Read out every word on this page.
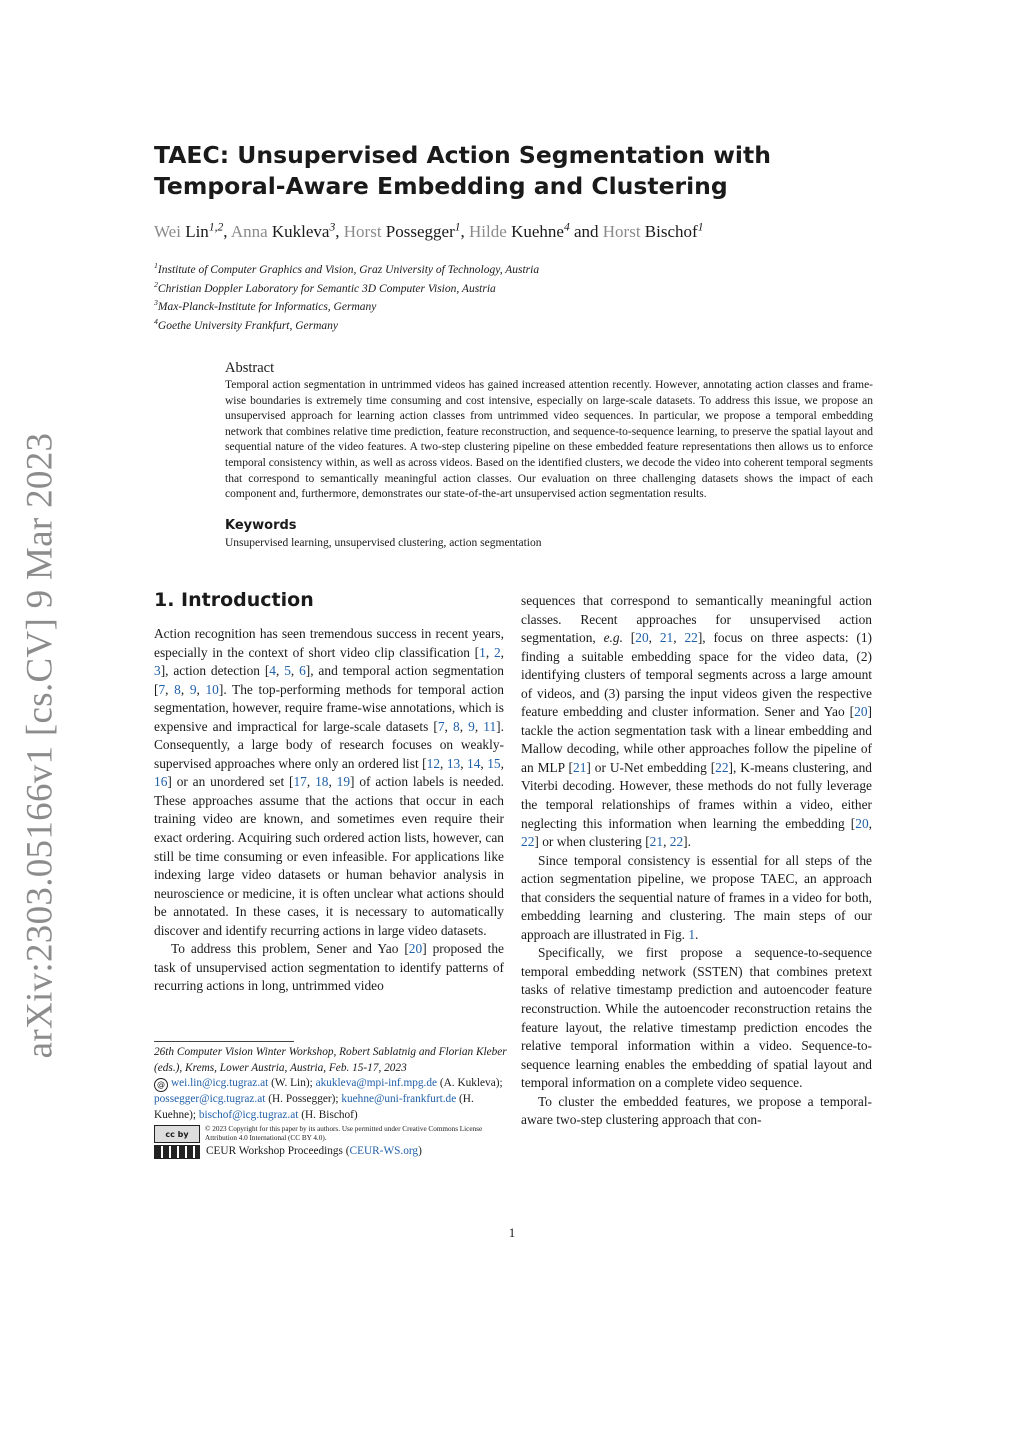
arXiv:2303.05166v1 [cs.CV] 9 Mar 2023
TAEC: Unsupervised Action Segmentation with Temporal-Aware Embedding and Clustering
Wei Lin$^{1,2}$, Anna Kukleva$^3$, Horst Possegger$^1$, Hilde Kuehne$^4$ and Horst Bischof$^1$
$^1$Institute of Computer Graphics and Vision, Graz University of Technology, Austria
$^2$Christian Doppler Laboratory for Semantic 3D Computer Vision, Austria
$^3$Max-Planck-Institute for Informatics, Germany
$^4$Goethe University Frankfurt, Germany
Abstract

Temporal action segmentation in untrimmed videos has gained increased attention recently. However, annotating action classes and frame-wise boundaries is extremely time consuming and cost intensive, especially on large-scale datasets. To address this issue, we propose an unsupervised approach for learning action classes from untrimmed video sequences. In particular, we propose a temporal embedding network that combines relative time prediction, feature reconstruction, and sequence-to-sequence learning, to preserve the spatial layout and sequential nature of the video features. A two-step clustering pipeline on these embedded feature representations then allows us to enforce temporal consistency within, as well as across videos. Based on the identified clusters, we decode the video into coherent temporal segments that correspond to semantically meaningful action classes. Our evaluation on three challenging datasets shows the impact of each component and, furthermore, demonstrates our state-of-the-art unsupervised action segmentation results.

Keywords

Unsupervised learning, unsupervised clustering, action segmentation

1. Introduction

Action recognition has seen tremendous success in recent years, especially in the context of short video clip classification [1, 2, 3], action detection [4, 5, 6], and temporal action segmentation [7, 8, 9, 10]. The top-performing methods for temporal action segmentation, however, require frame-wise annotations, which is expensive and impractical for large-scale datasets [7, 8, 9, 11]. Consequently, a large body of research focuses on weakly-supervised approaches where only an ordered list [12, 13, 14, 15, 16] or an unordered set [17, 18, 19] of action labels is needed. These approaches assume that the actions that occur in each training video are known, and sometimes even require their exact ordering. Acquiring such ordered action lists, however, can still be time consuming or even infeasible. For applications like indexing large video datasets or human behavior analysis in neuroscience or medicine, it is often unclear what actions should be annotated. In these cases, it is necessary to automatically discover and identify recurring actions in large video datasets.

To address this problem, Sener and Yao [20] proposed the task of unsupervised action segmentation to identify patterns of recurring actions in long, untrimmed video

sequences that correspond to semantically meaningful action classes. Recent approaches for unsupervised action segmentation, e.g. [20, 21, 22], focus on three aspects: (1) finding a suitable embedding space for the video data, (2) identifying clusters of temporal segments across a large amount of videos, and (3) parsing the input videos given the respective feature embedding and cluster information. Sener and Yao [20] tackle the action segmentation task with a linear embedding and Mallow decoding, while other approaches follow the pipeline of an MLP [21] or U-Net embedding [22], K-means clustering, and Viterbi decoding. However, these methods do not fully leverage the temporal relationships of frames within a video, either neglecting this information when learning the embedding [20, 22] or when clustering [21, 22].

Since temporal consistency is essential for all steps of the action segmentation pipeline, we propose TAEC, an approach that considers the sequential nature of frames in a video for both, embedding learning and clustering. The main steps of our approach are illustrated in Fig. 1.

Specifically, we first propose a sequence-to-sequence temporal embedding network (SSTEN) that combines pretext tasks of relative timestamp prediction and autoencoder feature reconstruction. While the autoencoder reconstruction retains the feature layout, the relative timestamp prediction encodes the relative temporal information within a video. Sequence-to-sequence learning enables the embedding of spatial layout and temporal information on a complete video sequence.

To cluster the embedded features, we propose a temporal-aware two-step clustering approach that con-

26th Computer Vision Winter Workshop, Robert Sablatnig and Florian Kleber (eds.), Krems, Lower Austria, Austria, Feb. 15-17, 2023
@ wei.lin@icg.tugraz.at (W. Lin); akukleva@mpi-inf.mpg.de (A. Kukleva); possegger@icg.tugraz.at (H. Possegger); kuehne@uni-frankfurt.de (H. Kuehne); bischof@icg.tugraz.at (H. Bischof)
cc by
© 2023 Copyright for this paper by its authors. Use permitted under Creative Commons License Attribution 4.0 International (CC BY 4.0).
CEUR Workshop Proceedings (CEUR-WS.org)
1
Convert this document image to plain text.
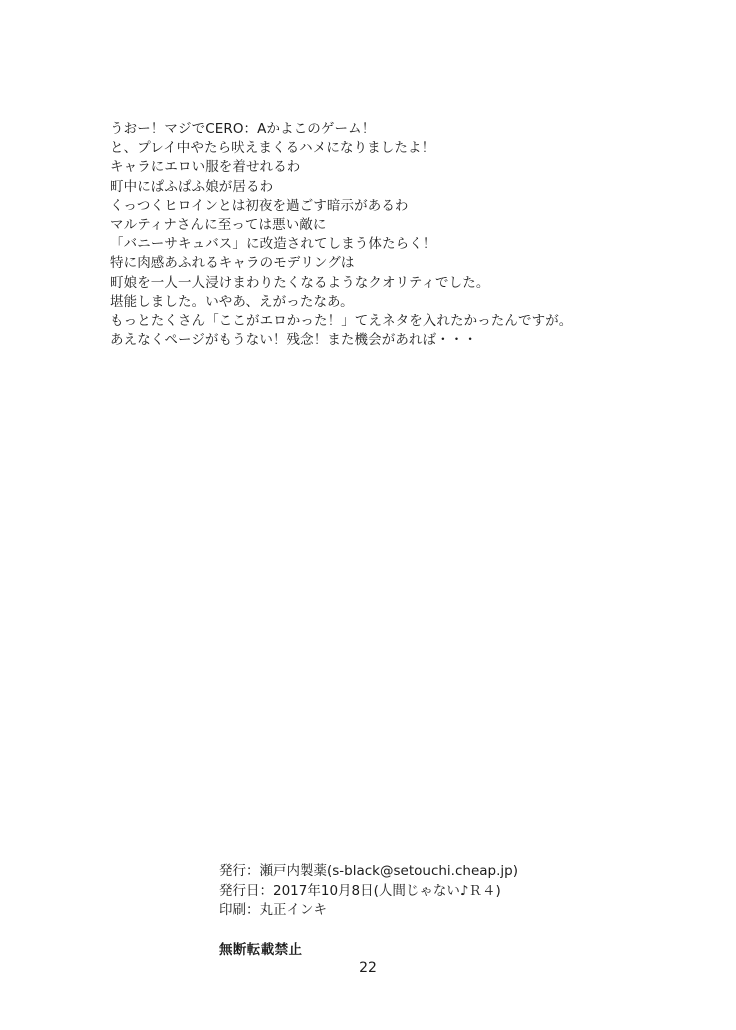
うおー！マジでCERO：Aかよこのゲーム！

と、プレイ中やたら吠えまくるハメになりましたよ！

キャラにエロい服を着せれるわ

町中にぱふぱふ娘が居るわ

くっつくヒロインとは初夜を過ごす暗示があるわ

マルティナさんに至っては悪い敵に

「バニーサキュバス」に改造されてしまう体たらく！

特に肉感あふれるキャラのモデリングは

町娘を一人一人浸けまわりたくなるようなクオリティでした。

堪能しました。いやあ、えがったなあ。

もっとたくさん「ここがエロかった！」てえネタを入れたかったんですが。

あえなくページがもうない！残念！また機会があれば・・・

発行：瀬戸内製薬(s-black@setouchi.cheap.jp)

発行日：2017年10月8日(人間じゃない♪Ｒ４)

印刷：丸正インキ

無断転載禁止

22
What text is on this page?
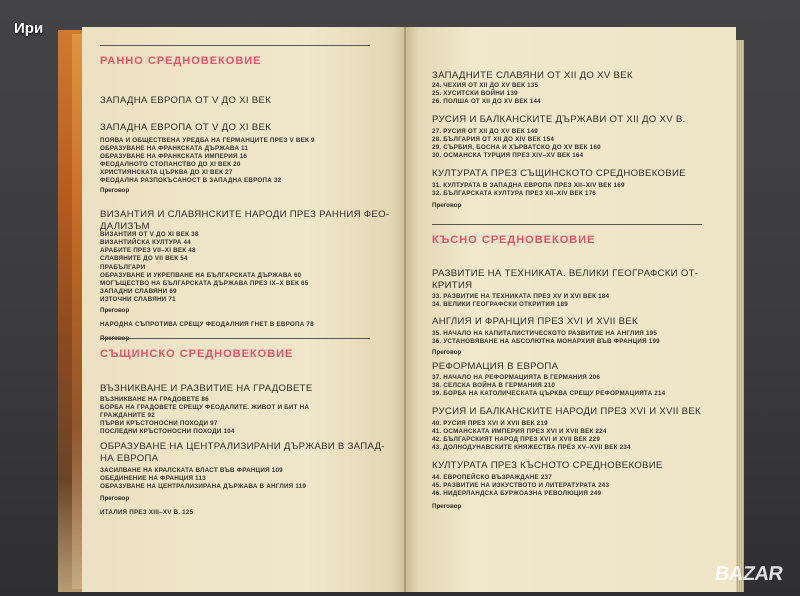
РАННО СРЕДНОВЕКОВИЕ

ЗАПАДНА ЕВРОПА ОТ V ДО XI ВЕК

ЗАПАДНА ЕВРОПА ОТ V ДО XI ВЕК

ПОЯВА И ОБЩЕСТВЕНА УРЕДБА НА ГЕРМАНЦИТЕ ПРЕЗ V ВЕК 9

ОБРАЗУВАНЕ НА ФРАНКСКАТА ДЪРЖАВА 11

ОБРАЗУВАНЕ НА ФРАНКСКАТА ИМПЕРИЯ 16

ФЕОДАЛНОТО СТОПАНСТВО ДО XI ВЕК 20

ХРИСТИЯНСКАТА ЦЪРКВА ДО XI ВЕК 27

ФЕОДАЛНА РАЗПОКЪСАНОСТ В ЗАПАДНА ЕВРОПА 32

Преговор

ВИЗАНТИЯ И СЛАВЯНСКИТЕ НАРОДИ ПРЕЗ РАННИЯ ФЕО-

ДАЛИЗЪМ

ВИЗАНТИЯ ОТ V ДО XI ВЕК 38

ВИЗАНТИЙСКА КУЛТУРА 44

АРАБИТЕ ПРЕЗ VII–XI ВЕК 48

СЛАВЯНИТЕ ДО VII ВЕК 54

ПРАБЪЛГАРИ

ОБРАЗУВАНЕ И УКРЕПВАНЕ НА БЪЛГАРСКАТА ДЪРЖАВА 60

МОГЪЩЕСТВО НА БЪЛГАРСКАТА ДЪРЖАВА ПРЕЗ IX–X ВЕК 65

ЗАПАДНИ СЛАВЯНИ 69

ИЗТОЧНИ СЛАВЯНИ 71

Преговор

НАРОДНА СЪПРОТИВА СРЕЩУ ФЕОДАЛНИЯ ГНЕТ В ЕВРОПА 78

СЪЩИНСКО СРЕДНОВЕКОВИЕ

ВЪЗНИКВАНЕ И РАЗВИТИЕ НА ГРАДОВЕТЕ

ВЪЗНИКВАНЕ НА ГРАДОВЕТЕ 86

БОРБА НА ГРАДОВЕТЕ СРЕЩУ ФЕОДАЛИТЕ. ЖИВОТ И БИТ НА

ГРАЖДАНИТЕ 92

ПЪРВИ КРЪСТОНОСНИ ПОХОДИ 97

ПОСЛЕДНИ КРЪСТОНОСНИ ПОХОДИ 104

ОБРАЗУВАНЕ НА ЦЕНТРАЛИЗИРАНИ ДЪРЖАВИ В ЗАПАД-

НА ЕВРОПА

ЗАСИЛВАНЕ НА КРАЛСКАТА ВЛАСТ ВЪВ ФРАНЦИЯ 109

ОБЕДИНЕНИЕ НА ФРАНЦИЯ 113

ОБРАЗУВАНЕ НА ЦЕНТРАЛИЗИРАНА ДЪРЖАВА В АНГЛИЯ 119

Преговор

ИТАЛИЯ ПРЕЗ XIII–XV В. 125

ЗАПАДНИТЕ СЛАВЯНИ ОТ XII ДО XV ВЕК

24. ЧЕХИЯ ОТ XII ДО XV ВЕК 135

25. ХУСИТСКИ ВОЙНИ 139

26. ПОЛША ОТ XII ДО XV ВЕК 144

РУСИЯ И БАЛКАНСКИТЕ ДЪРЖАВИ ОТ XII ДО XV В.

27. РУСИЯ ОТ XII ДО XV ВЕК 149

28. БЪЛГАРИЯ ОТ XII ДО XIV ВЕК 154

29. СЪРБИЯ, БОСНА И ХЪРВАТСКО ДО XV ВЕК 160

30. ОСМАНСКА ТУРЦИЯ ПРЕЗ XIV–XV ВЕК 164

КУЛТУРАТА ПРЕЗ СЪЩИНСКОТО СРЕДНОВЕКОВИЕ

31. КУЛТУРАТА В ЗАПАДНА ЕВРОПА ПРЕЗ XII–XIV ВЕК 169

32. БЪЛГАРСКАТА КУЛТУРА ПРЕЗ XII–XIV ВЕК 176

Преговор

КЪСНО СРЕДНОВЕКОВИЕ

РАЗВИТИЕ НА ТЕХНИКАТА. ВЕЛИКИ ГЕОГРАФСКИ ОТ-

КРИТИЯ

33. РАЗВИТИЕ НА ТЕХНИКАТА ПРЕЗ XV И XVI ВЕК 184

34. ВЕЛИКИ ГЕОГРАФСКИ ОТКРИТИЯ 189

АНГЛИЯ И ФРАНЦИЯ ПРЕЗ XVI И XVII ВЕК

35. НАЧАЛО НА КАПИТАЛИСТИЧЕСКОТО РАЗВИТИЕ НА АНГЛИЯ 195

36. УСТАНОВЯВАНЕ НА АБСОЛЮТНА МОНАРХИЯ ВЪВ ФРАНЦИЯ 199

Преговор

РЕФОРМАЦИЯ В ЕВРОПА

37. НАЧАЛО НА РЕФОРМАЦИЯТА В ГЕРМАНИЯ 206

38. СЕЛСКА ВОЙНА В ГЕРМАНИЯ 210

39. БОРБА НА КАТОЛИЧЕСКАТА ЦЪРКВА СРЕЩУ РЕФОРМАЦИЯТА 214

РУСИЯ И БАЛКАНСКИТЕ НАРОДИ ПРЕЗ XVI И XVII ВЕК

40. РУСИЯ ПРЕЗ XVI И XVII ВЕК 219

41. ОСМАНСКАТА ИМПЕРИЯ ПРЕЗ XVI И XVII ВЕК 224

42. БЪЛГАРСКИЯТ НАРОД ПРЕЗ XVI И XVII ВЕК 229

43. ДОЛНОДУНАВСКИТЕ КНЯЖЕСТВА ПРЕЗ XV–XVII ВЕК 234

КУЛТУРАТА ПРЕЗ КЪСНОТО СРЕДНОВЕКОВИЕ

44. ЕВРОПЕЙСКО ВЪЗРАЖДАНЕ 237

45. РАЗВИТИЕ НА ИЗКУСТВОТО И ЛИТЕРАТУРАТА 243

46. НИДЕРЛАНДСКА БУРЖОАЗНА РЕВОЛЮЦИЯ 249

Преговор

Ири
BAZAR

════

> [Exercise]: Search the records for the string "University" and return every line in which it occurs.

> [Result for this exercise]:
$^1$Institute of Computer Graphics and Vision, Graz University of Technology, Austria
$^4$Goethe University Frankfurt, Germany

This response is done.